### Page excerpt
--- Start ---
Jump to content

psuhoffman

Members
  • Posts

    26,419
  • Joined

  • Last visited

Everything posted by psuhoffman

  1. I was playing in the snow with my children! Then I got the flu and almost died. Sorry lol
  2. 1942. But…there is one group here that apparently has decided it can’t snow anymore before January and now they want to toss after Feb 20 then I say “it’s getting harder” and another group wants to crucify me. Which is it. We can’t start tossing a freaking HUGE portion of our historical potential snow climo then at the same time act like everything is fine and we will somehow get the same snow results compressed into 6 weeks that we used to expect spread out over 12 weeks.
  3. You’re wrong about what I like. The only reason I’m so often stuck analyzing super long range tea leaves is because there is nothing closer of interest. When there is a big snowstorm 24 hours away you don’t see me posting about day 15 pattern clues that much.
  4. @Terpeast I’m not sure the lack of an HECS after PD isn’t partly just small ample size. Baltimore has only had 9 20” storms in 130+ years of records. One of those did happen in late March! They’ve had several 10” plus storms after Feb 20. I’m not sure with a sample of 9 in 130 years we can say that the odds really collapse that much between Feb 20-March 10. Obviously they do degrade some and after mid March there is a cliff at some point. But given the right pattern I don’t think a 20” storm late Feb or early March is that much less likely. Thinking back on my lifetime the bigger issue is there often has not been the right pattern between Feb 20-March 10 for that kind of storm. We’ve had some great looks mid and late March when I do think it was getting difficult for DC and Baltimore to cash in big. But Feb 20-March 10 has kinda been a weird dead zone many years. Plenty of “good” patterns but not really many I can remember thinking an hecs was likely or even possible.
  5. @WEATHER53 I don't want to start a back and forth that derails the thread. I shouldn't have been so short just now and I apologize. But we both know we do not agree on some things. And that is fine, hopefully you can agree that lately I have not been engaging with you and letting you say your peace. But may I ask that you don't put words in my mouth or quote me to further your agenda when it's not in the spirit of what I said. I promise I won't do that to you either. If I want to make a point I will just make it. That will keep our engagement more civil. We will probably never agree on this, but we don't have to fight about it, we can just have our different points of view and be two ships passing in the night for the sake of everyone else here.
  6. Yea, I know. I think what happened was there was kind of a false flag, between the Feb 6 "threat" popping up, and the fact that at day 16 the ridge was washed out and so the pattern looked more workable then perhaps it ever really was around Feb 10th, people started to push up the timeline. A week ago I targeted Feb 10-15 as the transition period and after Feb 15 and "good" and I have not wavered from that and so everything is "right on target" for me. But obviously some wanted to jump right into the snowstravaganza by Feb 10 and so are disappointed now.
--- End ---
### Data extract
--- Start ---
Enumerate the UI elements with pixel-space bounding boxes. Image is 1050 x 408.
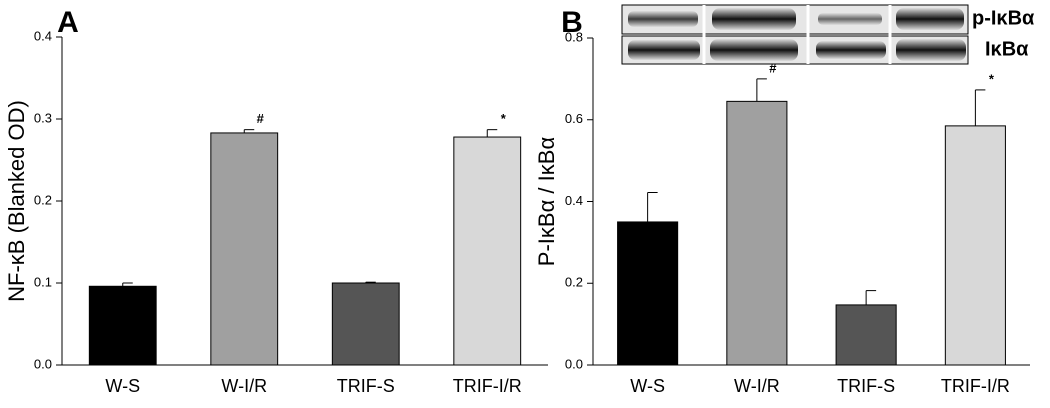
--- End ---
### Objectives
- A) Repeat the forum posts word for word from "3. You’re wrong" to "clues that much.".
- B) Carry on the forum posts, picking up right after their final sentence.
The lines are separate from the forum posts.

### Outputs
- A)
3. You’re wrong about what I like. The only reason I’m so often stuck analyzing super long range tea leaves is because there is nothing closer of interest. When there is a big snowstorm 24 hours away you don’t see me posting about day 15 pattern clues that much.

- B)
  7. The ridge is centered in the exact same place on both plots
  8. I really think part of it is that some don't understand the difference between what a single day is likely to look like at day 16 and what that same day would be likely to look like by day 10. For example, several days ago day 16 heights over the east looked near average but with a wave/trough centered to our west and one to our east. But timing differences on the members washes out the ridge that was likely to be in between these troughs. Now that it has become day 10-12 and the timing differences are being resolved there is a ridge over us during that period between the two waves, and that "red over us" just makes it feel worse when people glance at it. But in reality its the same exact pattern that was being projected. That's what I think is going on.
  9. In actuality those 2 plots look about the same. The difference is the second one is 4 days closer so details are being resolved. The features are sharper. But look at the location of the 4 main features in the pattern A,B,C,D are all located in about the same places. But we are seeing the ridging in between the two troughs (B and D) clearer now as the ensembles resolve timing issues and zero in on the exact location of the features. The fact that we are directly in between the waves and the ridge is showing right over us makes it look worse...but in reality those are the same plots just one is what the same pattern looks like as it gets closer.
  10. The inception of the pattern, which is in the Pacific, has been on day 16 for a few days, but it takes a while to reshuffle the downstream pattern over N America and that has been progressing consistently, people are just trying to rush it, understandably.
  11. Perception bias. The day 16 was "getting close" so people were extrapolating it. In reality the last week its been progressing consistently. Day 16 4 days ago Day 16 3 days ago Day 16 2 days ago Day 16 Yesterday Day 16 now
  12. Still looks good to me, if we have temp issues with this mean longwave flow in Feb...it's time to pack it in and find a new hobby.
  13. that's still 12 days away, we better have something tangible in our sights by then.
  14. If we get to Feb 10 and we aren't tracking a high level threat it's time to hit the panic button
  15. lol I brought this up like 2 weeks ago, he just never admits anything until there is no possible way to avoid it anymore.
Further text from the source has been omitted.